= Set problem 1 =
Name every feature of the hotel that the travel note says the writer intends to enjoy.
= Set problem 2 =
Copy word for word everything in the travel note from "The All Who" down to "in the evening.)".

= Text to read =
/---

The All Who Wander Tour wraps up its last night in style, staying at the Hotel D'Oro in Santa Nella after a long, uneventful run up Highway 5, the Highway of Extreme Monotony. This hotel is the oddest place, this huge mission style hotel in the middle of B*F* nowhere - it's really cool, and I always wanted to stay here and get the story. Apparently it WAS a mission, built in 1974 by a man who had a dream of establishing missions in California (unaware, perhaps, that the Spanish sort of beat him to it.) It was then turned into a sort of small shopping mall which failed, and then was reconverted to a hotel. We have a very nice room on the second floor with a balcony, and intend to enjoy the balcony, spa, pool, and the grounds (which they light in the evening.)

\---

= Stored records =

/---

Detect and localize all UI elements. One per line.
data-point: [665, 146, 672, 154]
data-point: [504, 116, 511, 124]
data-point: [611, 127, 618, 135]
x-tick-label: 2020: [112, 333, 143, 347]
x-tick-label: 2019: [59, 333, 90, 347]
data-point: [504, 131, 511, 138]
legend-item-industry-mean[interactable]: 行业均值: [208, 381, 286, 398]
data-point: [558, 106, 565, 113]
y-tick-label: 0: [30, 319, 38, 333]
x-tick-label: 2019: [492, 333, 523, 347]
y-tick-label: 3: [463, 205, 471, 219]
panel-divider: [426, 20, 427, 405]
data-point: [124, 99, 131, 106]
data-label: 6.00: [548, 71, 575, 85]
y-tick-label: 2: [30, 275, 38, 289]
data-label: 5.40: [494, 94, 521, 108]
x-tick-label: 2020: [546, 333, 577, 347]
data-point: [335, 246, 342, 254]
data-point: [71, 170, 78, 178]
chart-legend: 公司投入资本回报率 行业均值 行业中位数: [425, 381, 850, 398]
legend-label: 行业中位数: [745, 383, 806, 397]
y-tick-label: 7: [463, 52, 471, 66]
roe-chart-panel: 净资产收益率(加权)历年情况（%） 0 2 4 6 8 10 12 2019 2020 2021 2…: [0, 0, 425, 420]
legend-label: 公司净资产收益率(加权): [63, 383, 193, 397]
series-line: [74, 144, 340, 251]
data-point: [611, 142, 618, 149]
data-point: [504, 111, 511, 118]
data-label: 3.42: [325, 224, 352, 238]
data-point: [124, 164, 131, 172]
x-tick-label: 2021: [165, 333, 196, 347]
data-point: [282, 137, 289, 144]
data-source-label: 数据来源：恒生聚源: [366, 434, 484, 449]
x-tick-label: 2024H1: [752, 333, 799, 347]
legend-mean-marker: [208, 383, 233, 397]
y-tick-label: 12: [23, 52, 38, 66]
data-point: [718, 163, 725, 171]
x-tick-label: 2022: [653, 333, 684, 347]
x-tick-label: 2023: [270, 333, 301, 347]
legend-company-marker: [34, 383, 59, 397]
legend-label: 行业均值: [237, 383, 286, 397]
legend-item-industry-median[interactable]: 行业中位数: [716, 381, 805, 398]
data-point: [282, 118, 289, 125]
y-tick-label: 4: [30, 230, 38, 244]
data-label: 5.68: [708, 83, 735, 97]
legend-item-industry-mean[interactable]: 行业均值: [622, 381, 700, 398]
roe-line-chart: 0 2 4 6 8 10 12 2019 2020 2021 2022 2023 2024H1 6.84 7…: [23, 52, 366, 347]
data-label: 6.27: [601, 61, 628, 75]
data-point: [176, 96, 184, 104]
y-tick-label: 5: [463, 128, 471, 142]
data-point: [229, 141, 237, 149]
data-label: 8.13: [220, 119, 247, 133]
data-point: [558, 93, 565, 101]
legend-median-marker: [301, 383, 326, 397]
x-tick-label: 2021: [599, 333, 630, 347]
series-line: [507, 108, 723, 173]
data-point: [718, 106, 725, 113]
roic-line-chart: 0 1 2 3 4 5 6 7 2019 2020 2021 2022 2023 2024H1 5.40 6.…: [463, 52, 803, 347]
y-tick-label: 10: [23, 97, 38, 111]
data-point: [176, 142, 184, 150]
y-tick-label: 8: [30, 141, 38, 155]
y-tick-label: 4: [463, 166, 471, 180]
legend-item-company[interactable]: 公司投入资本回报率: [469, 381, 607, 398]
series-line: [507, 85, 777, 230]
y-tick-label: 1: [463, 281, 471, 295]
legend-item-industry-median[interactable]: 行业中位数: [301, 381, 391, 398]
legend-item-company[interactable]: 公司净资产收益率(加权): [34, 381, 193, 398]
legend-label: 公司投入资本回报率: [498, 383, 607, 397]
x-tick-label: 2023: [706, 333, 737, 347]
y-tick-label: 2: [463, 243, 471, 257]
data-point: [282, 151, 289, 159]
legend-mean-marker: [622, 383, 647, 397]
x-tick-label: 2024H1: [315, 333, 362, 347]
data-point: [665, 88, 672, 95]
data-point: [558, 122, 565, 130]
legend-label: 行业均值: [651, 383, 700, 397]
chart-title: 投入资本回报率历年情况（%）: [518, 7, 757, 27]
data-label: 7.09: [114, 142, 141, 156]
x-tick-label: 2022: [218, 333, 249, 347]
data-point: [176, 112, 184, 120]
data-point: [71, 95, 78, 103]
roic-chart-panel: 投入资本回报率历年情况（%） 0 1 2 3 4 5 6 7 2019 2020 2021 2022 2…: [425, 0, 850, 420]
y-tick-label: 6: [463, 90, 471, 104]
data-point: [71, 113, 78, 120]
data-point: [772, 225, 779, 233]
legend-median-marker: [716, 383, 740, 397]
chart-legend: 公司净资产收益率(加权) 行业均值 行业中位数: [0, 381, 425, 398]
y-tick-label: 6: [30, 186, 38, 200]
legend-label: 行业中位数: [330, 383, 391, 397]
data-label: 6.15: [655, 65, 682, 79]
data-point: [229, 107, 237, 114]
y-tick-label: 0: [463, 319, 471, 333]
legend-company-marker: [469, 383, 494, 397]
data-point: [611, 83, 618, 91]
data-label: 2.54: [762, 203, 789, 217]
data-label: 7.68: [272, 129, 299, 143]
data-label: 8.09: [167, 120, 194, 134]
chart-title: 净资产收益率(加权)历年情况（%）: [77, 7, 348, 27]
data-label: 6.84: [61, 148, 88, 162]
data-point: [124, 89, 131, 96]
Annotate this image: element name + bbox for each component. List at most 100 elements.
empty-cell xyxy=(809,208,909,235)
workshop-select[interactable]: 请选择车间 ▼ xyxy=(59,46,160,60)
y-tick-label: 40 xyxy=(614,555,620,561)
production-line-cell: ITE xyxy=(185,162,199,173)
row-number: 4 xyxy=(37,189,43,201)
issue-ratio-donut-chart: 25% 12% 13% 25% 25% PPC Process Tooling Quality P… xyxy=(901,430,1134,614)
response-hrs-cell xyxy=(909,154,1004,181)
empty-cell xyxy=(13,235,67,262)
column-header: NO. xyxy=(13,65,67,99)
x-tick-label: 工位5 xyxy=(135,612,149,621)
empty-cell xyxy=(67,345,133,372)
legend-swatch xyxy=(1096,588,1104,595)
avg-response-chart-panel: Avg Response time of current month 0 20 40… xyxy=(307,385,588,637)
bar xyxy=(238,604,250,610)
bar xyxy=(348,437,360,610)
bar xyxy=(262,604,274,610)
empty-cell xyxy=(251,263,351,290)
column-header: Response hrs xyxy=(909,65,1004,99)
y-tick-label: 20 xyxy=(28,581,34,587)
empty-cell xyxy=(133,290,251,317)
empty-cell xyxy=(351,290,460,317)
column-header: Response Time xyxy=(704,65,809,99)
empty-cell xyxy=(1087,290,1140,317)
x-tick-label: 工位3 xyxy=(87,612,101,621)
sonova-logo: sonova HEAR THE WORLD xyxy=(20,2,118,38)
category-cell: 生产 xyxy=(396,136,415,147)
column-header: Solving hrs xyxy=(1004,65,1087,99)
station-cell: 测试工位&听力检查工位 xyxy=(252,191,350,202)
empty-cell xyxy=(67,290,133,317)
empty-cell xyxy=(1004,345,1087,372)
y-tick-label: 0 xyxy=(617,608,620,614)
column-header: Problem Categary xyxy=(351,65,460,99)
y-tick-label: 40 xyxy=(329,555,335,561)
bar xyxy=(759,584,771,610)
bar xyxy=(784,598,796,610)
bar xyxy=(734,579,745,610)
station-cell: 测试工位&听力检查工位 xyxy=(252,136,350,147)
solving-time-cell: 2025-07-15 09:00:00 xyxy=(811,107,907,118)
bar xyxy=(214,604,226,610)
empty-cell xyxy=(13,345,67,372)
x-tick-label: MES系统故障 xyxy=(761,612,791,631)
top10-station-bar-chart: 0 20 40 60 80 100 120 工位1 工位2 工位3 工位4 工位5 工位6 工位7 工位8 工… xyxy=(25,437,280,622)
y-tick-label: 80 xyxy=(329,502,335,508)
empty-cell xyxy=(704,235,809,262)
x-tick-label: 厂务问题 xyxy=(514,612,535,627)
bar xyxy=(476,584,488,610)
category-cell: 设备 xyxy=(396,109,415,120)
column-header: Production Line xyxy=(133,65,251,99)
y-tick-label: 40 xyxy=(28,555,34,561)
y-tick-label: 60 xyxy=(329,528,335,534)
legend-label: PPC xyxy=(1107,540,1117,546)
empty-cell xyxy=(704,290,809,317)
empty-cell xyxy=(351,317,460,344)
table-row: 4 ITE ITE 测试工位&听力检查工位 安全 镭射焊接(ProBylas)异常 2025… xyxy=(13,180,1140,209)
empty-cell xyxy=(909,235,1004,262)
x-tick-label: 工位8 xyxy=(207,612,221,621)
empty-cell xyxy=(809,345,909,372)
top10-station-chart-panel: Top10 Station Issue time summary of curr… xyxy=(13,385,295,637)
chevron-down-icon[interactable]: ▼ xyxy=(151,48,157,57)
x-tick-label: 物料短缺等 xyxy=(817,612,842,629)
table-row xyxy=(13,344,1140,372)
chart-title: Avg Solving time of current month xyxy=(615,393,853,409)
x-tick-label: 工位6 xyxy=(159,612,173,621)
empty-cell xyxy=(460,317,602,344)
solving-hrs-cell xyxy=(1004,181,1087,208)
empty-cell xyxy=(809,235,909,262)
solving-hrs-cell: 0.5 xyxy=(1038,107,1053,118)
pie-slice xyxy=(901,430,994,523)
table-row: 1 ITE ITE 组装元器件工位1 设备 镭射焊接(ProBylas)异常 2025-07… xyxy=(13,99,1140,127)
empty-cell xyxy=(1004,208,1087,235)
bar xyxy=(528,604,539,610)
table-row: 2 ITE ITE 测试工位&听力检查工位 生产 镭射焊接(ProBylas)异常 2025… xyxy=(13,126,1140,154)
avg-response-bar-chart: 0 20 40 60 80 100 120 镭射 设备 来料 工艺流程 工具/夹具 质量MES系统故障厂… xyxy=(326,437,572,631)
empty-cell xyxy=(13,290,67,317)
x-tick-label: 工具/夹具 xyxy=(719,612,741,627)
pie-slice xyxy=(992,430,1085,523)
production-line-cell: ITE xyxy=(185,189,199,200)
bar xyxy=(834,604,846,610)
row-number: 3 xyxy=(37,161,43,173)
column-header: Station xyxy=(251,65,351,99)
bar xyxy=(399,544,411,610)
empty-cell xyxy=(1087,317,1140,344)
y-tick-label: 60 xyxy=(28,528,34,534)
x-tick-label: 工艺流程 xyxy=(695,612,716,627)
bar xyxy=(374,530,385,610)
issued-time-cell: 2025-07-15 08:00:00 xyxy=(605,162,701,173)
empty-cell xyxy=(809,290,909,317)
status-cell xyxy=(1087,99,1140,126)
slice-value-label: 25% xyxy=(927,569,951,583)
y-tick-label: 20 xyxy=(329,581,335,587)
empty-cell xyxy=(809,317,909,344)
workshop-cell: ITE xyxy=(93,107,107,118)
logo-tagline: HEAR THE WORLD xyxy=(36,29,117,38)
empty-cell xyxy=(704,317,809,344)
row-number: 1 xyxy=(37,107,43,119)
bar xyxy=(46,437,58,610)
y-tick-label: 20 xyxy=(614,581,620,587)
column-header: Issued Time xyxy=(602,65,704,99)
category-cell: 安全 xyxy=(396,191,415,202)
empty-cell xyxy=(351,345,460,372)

\---

= Correct output 1 =
The balcony, the spa, the pool, and the grounds.

= Correct output 2 =
The All Who Wander Tour wraps up its last night in style, staying at the Hotel D'Oro in Santa Nella after a long, uneventful run up Highway 5, the Highway of Extreme Monotony. This hotel is the oddest place, this huge mission style hotel in the middle of B*F* nowhere - it's really cool, and I always wanted to stay here and get the story. Apparently it WAS a mission, built in 1974 by a man who had a dream of establishing missions in California (unaware, perhaps, that the Spanish sort of beat him to it.) It was then turned into a sort of small shopping mall which failed, and then was reconverted to a hotel. We have a very nice room on the second floor with a balcony, and intend to enjoy the balcony, spa, pool, and the grounds (which they light in the evening.)